* Start *

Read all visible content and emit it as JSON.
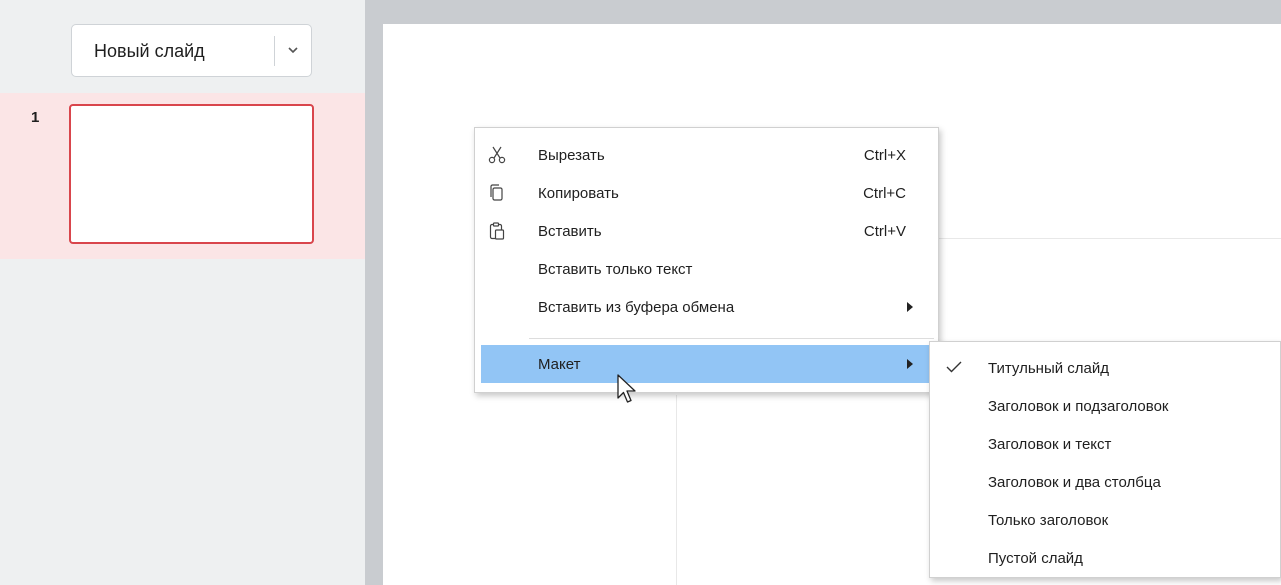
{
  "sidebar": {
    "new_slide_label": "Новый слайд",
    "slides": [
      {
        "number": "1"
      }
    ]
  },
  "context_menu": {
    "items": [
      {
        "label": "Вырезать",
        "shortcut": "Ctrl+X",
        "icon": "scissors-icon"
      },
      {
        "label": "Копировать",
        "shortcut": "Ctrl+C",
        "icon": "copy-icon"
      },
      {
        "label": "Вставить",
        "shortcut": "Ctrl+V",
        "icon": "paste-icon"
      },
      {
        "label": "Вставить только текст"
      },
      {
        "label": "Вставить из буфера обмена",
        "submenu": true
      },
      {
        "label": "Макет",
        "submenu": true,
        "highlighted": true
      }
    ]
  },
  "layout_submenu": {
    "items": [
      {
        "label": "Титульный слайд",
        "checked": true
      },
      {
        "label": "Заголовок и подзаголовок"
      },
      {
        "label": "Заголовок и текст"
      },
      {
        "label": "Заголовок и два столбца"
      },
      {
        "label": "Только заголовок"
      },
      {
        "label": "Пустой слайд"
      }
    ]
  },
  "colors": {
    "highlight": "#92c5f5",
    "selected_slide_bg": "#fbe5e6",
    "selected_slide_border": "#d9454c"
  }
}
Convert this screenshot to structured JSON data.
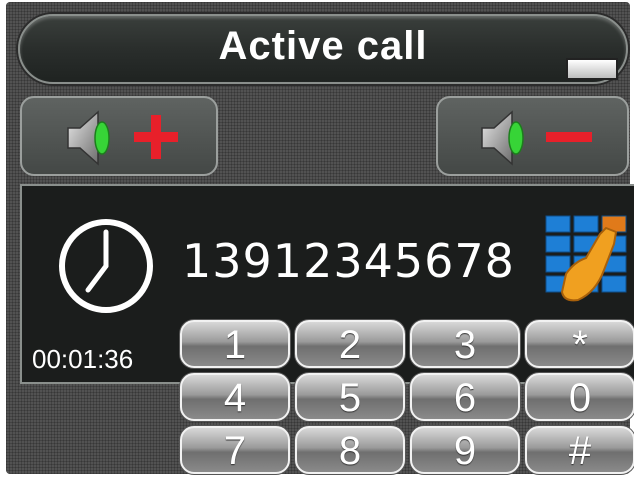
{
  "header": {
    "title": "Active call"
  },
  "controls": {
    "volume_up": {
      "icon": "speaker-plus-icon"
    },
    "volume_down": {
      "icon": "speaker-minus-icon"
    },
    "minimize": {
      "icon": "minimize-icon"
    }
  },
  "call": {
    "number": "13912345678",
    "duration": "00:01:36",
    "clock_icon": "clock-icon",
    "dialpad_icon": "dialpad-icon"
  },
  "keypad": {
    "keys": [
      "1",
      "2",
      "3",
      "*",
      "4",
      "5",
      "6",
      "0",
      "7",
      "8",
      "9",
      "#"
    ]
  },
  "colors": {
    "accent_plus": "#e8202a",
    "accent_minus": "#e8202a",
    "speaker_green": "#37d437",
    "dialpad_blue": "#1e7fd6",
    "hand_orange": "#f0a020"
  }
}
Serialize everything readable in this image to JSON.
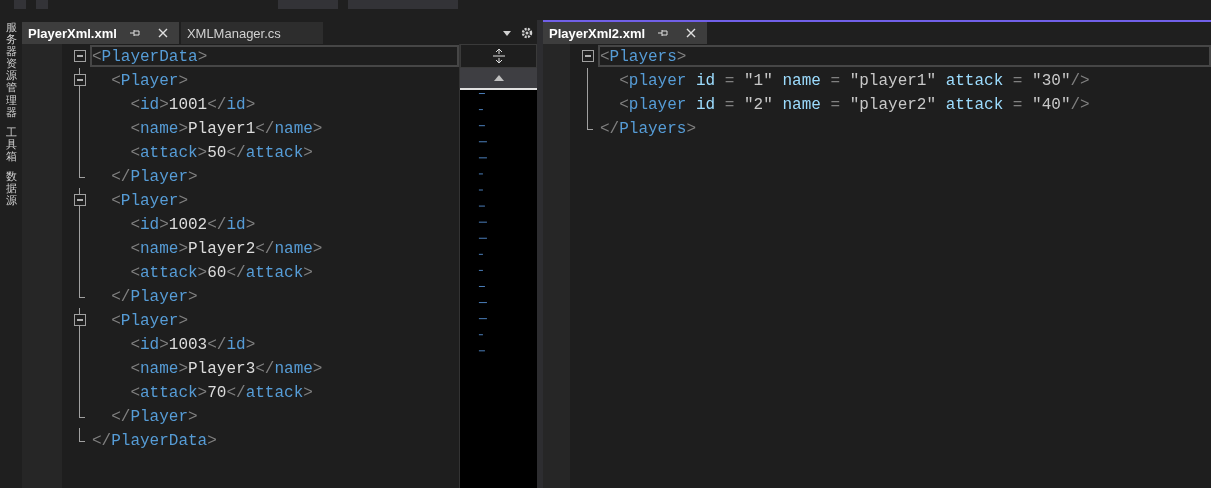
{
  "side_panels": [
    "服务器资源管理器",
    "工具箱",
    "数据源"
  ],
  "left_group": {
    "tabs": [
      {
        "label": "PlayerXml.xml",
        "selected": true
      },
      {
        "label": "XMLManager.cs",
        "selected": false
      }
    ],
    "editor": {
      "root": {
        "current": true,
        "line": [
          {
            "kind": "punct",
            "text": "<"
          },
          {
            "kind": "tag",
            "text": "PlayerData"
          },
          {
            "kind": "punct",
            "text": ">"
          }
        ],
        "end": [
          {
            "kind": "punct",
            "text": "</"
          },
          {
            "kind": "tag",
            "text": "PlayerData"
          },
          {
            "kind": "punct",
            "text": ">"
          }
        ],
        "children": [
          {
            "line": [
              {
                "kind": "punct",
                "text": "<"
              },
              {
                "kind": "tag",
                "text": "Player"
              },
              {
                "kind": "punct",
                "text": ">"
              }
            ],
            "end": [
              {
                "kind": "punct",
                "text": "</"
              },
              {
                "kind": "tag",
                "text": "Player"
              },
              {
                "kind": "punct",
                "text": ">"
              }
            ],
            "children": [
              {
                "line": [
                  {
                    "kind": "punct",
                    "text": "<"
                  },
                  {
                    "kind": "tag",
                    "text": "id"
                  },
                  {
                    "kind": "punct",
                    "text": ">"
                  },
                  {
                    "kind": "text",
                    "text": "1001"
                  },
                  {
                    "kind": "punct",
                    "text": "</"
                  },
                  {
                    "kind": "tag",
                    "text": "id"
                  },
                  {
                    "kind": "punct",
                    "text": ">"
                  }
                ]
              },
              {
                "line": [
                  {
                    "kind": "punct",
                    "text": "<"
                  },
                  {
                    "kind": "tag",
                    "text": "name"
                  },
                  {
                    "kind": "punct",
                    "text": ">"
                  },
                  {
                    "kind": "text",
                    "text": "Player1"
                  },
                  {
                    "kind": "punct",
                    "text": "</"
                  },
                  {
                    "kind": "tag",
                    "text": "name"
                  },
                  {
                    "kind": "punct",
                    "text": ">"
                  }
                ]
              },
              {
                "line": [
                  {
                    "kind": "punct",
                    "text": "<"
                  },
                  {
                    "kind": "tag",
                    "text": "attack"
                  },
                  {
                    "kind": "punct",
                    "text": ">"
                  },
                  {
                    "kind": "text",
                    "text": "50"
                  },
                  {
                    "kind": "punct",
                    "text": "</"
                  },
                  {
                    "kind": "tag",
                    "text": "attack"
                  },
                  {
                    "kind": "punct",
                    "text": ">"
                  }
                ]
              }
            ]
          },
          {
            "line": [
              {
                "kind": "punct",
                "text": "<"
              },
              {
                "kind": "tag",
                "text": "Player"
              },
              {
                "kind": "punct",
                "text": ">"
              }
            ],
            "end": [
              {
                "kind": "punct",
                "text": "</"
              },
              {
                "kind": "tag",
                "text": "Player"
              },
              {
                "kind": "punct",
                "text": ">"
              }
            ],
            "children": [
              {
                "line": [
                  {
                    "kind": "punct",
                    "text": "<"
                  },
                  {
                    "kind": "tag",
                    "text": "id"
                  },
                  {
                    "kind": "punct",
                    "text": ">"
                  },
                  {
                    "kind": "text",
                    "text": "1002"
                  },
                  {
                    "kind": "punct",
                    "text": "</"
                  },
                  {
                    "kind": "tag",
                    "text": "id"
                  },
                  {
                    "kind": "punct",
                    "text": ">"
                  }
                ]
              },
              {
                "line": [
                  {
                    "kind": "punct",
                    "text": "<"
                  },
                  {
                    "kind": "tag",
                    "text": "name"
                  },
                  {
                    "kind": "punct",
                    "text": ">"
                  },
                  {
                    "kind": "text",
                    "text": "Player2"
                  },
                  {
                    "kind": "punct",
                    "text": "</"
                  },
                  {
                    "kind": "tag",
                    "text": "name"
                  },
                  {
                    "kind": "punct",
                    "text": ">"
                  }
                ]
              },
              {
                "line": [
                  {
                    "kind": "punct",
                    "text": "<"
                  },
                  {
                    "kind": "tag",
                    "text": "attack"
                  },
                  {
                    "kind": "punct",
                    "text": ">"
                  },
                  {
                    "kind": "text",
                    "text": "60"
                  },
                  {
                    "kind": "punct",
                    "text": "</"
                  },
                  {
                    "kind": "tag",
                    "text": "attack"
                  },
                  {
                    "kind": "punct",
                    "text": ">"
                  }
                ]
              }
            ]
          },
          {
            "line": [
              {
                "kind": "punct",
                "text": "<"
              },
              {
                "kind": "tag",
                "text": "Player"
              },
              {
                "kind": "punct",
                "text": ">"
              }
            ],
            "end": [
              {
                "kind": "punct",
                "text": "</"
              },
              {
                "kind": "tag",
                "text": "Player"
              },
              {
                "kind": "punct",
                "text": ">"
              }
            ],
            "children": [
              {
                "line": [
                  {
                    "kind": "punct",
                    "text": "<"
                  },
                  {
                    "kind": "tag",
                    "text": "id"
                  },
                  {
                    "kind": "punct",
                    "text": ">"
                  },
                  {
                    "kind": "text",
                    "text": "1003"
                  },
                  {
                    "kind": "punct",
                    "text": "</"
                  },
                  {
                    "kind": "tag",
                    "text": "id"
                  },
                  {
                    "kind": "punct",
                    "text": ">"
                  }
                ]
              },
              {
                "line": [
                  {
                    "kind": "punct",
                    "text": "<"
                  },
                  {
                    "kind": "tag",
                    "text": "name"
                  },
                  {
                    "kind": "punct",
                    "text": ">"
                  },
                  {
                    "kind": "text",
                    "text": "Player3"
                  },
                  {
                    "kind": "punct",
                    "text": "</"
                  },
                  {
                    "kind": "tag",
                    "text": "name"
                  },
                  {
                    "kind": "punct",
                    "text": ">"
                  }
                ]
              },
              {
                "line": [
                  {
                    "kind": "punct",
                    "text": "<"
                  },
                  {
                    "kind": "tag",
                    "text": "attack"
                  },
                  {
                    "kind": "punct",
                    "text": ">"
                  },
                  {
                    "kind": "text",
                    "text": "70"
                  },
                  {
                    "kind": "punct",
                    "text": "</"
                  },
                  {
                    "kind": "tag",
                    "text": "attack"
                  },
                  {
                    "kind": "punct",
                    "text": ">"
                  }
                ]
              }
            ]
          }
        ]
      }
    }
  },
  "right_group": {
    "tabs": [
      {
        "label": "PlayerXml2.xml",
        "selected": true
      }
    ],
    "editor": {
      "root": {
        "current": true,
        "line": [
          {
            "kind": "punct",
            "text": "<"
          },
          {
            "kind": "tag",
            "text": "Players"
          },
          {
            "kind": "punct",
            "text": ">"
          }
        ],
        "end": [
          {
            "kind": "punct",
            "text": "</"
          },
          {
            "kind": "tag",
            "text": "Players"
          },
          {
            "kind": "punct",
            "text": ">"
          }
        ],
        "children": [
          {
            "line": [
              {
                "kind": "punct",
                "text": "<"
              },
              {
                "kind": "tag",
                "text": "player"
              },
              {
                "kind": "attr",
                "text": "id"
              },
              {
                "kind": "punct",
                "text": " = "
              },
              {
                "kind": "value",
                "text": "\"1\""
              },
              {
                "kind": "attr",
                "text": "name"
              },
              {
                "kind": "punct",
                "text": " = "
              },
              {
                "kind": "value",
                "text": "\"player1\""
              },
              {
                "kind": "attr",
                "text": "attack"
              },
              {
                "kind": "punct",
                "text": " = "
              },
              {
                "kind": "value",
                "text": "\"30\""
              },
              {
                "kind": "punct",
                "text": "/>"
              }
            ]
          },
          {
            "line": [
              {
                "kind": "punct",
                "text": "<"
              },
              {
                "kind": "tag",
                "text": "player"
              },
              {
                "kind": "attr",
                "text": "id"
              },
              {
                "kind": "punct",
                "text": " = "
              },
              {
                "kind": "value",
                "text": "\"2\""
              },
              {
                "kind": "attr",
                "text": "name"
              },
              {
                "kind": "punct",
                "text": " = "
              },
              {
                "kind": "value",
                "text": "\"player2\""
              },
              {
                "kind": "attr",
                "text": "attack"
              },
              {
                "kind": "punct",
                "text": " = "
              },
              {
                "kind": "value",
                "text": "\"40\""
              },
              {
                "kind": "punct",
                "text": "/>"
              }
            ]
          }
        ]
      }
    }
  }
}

* End *
* Start *

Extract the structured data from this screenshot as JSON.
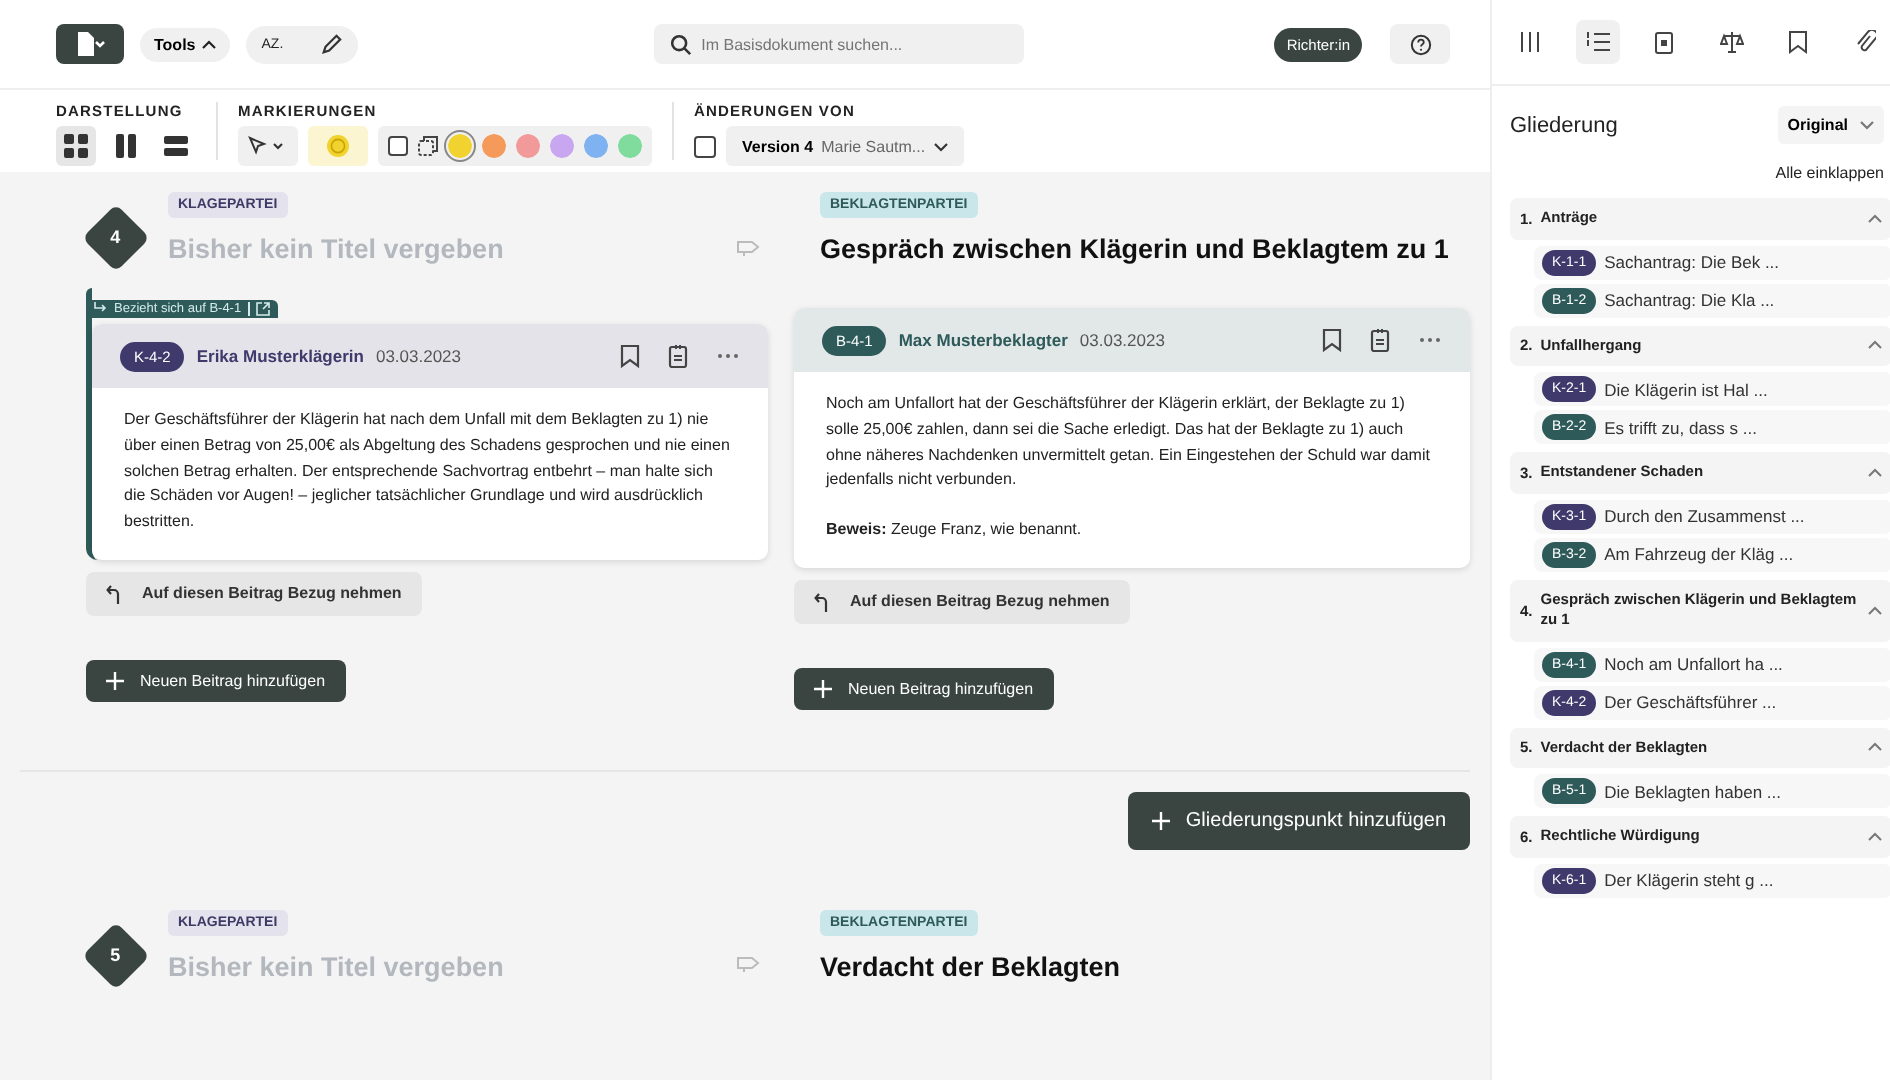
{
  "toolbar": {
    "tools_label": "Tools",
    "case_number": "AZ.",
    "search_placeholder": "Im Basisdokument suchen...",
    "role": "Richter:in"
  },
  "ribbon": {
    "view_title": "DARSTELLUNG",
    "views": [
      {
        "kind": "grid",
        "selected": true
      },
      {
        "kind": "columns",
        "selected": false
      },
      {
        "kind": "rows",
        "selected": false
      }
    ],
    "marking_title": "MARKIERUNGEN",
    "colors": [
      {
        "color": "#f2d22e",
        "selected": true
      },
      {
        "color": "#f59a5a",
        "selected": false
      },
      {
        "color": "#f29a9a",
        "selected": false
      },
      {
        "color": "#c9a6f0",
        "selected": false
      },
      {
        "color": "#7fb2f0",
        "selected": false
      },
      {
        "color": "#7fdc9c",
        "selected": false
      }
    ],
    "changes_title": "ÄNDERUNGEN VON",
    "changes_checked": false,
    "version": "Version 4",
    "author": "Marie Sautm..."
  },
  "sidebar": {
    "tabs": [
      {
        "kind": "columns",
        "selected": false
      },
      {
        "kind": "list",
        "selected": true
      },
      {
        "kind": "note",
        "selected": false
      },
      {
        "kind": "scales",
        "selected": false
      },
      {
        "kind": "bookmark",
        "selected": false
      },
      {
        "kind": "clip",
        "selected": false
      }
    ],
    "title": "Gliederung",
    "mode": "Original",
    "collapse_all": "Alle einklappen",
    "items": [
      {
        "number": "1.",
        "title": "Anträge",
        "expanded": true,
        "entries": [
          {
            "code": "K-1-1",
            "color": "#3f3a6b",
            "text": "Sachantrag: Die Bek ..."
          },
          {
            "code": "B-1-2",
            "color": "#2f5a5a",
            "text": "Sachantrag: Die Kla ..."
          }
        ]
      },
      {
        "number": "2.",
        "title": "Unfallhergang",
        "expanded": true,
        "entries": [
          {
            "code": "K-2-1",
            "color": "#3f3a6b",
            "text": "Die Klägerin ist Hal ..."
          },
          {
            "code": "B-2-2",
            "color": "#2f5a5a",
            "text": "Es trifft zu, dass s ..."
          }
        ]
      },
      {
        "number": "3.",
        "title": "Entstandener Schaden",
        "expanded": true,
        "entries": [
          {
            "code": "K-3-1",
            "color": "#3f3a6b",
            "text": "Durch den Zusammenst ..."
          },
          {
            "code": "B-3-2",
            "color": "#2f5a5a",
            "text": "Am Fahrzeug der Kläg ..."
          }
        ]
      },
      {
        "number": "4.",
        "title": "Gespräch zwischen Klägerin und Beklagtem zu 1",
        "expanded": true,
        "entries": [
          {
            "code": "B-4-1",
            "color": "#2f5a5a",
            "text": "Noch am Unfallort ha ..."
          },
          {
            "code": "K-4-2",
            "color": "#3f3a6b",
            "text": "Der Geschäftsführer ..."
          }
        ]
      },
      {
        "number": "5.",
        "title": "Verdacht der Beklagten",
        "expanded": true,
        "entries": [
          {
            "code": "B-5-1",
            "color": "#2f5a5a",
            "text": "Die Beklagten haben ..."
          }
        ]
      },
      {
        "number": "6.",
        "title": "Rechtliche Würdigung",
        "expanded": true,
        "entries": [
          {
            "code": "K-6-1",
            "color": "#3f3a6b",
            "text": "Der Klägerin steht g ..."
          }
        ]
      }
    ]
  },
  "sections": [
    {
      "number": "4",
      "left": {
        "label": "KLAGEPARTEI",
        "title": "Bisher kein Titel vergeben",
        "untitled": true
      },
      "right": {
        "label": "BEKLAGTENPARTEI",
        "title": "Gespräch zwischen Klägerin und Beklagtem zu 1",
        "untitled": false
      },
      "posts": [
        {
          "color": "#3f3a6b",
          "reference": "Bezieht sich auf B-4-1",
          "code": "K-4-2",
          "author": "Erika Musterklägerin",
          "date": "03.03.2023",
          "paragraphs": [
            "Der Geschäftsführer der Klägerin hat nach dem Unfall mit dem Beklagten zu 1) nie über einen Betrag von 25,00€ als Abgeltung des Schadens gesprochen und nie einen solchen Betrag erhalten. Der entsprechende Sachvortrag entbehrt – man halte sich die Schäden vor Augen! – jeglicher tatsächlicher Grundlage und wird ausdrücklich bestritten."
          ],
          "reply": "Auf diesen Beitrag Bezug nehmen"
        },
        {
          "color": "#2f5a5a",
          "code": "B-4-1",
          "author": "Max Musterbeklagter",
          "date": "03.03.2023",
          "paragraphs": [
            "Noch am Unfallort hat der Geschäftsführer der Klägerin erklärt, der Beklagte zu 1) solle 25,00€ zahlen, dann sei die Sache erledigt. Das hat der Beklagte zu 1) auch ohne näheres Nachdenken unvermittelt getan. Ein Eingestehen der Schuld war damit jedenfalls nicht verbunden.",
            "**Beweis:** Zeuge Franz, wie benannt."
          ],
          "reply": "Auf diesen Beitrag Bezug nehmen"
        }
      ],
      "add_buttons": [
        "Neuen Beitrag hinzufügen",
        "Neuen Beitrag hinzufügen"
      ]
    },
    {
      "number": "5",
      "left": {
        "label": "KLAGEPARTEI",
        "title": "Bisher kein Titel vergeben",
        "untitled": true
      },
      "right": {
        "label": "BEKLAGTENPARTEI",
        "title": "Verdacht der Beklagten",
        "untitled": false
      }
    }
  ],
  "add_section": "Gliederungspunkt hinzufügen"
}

* End *

Reproduce each line from the records that contains the word "Geschäftsführer".

WORKED SOLUTION:
            "text": "Der Geschäftsführer ..."
            "Der Geschäftsführer der Klägerin hat nach dem Unfall mit dem Beklagten zu 1) nie über einen Betrag von 25,00€ als Abgeltung des Schadens gesprochen und nie einen solchen Betrag erhalten. Der entsprechende Sachvortrag entbehrt – man halte sich die Schäden vor Augen! – jeglicher tatsächlicher Grundlage und wird ausdrücklich bestritten."
            "Noch am Unfallort hat der Geschäftsführer der Klägerin erklärt, der Beklagte zu 1) solle 25,00€ zahlen, dann sei die Sache erledigt. Das hat der Beklagte zu 1) auch ohne näheres Nachdenken unvermittelt getan. Ein Eingestehen der Schuld war damit jedenfalls nicht verbunden.",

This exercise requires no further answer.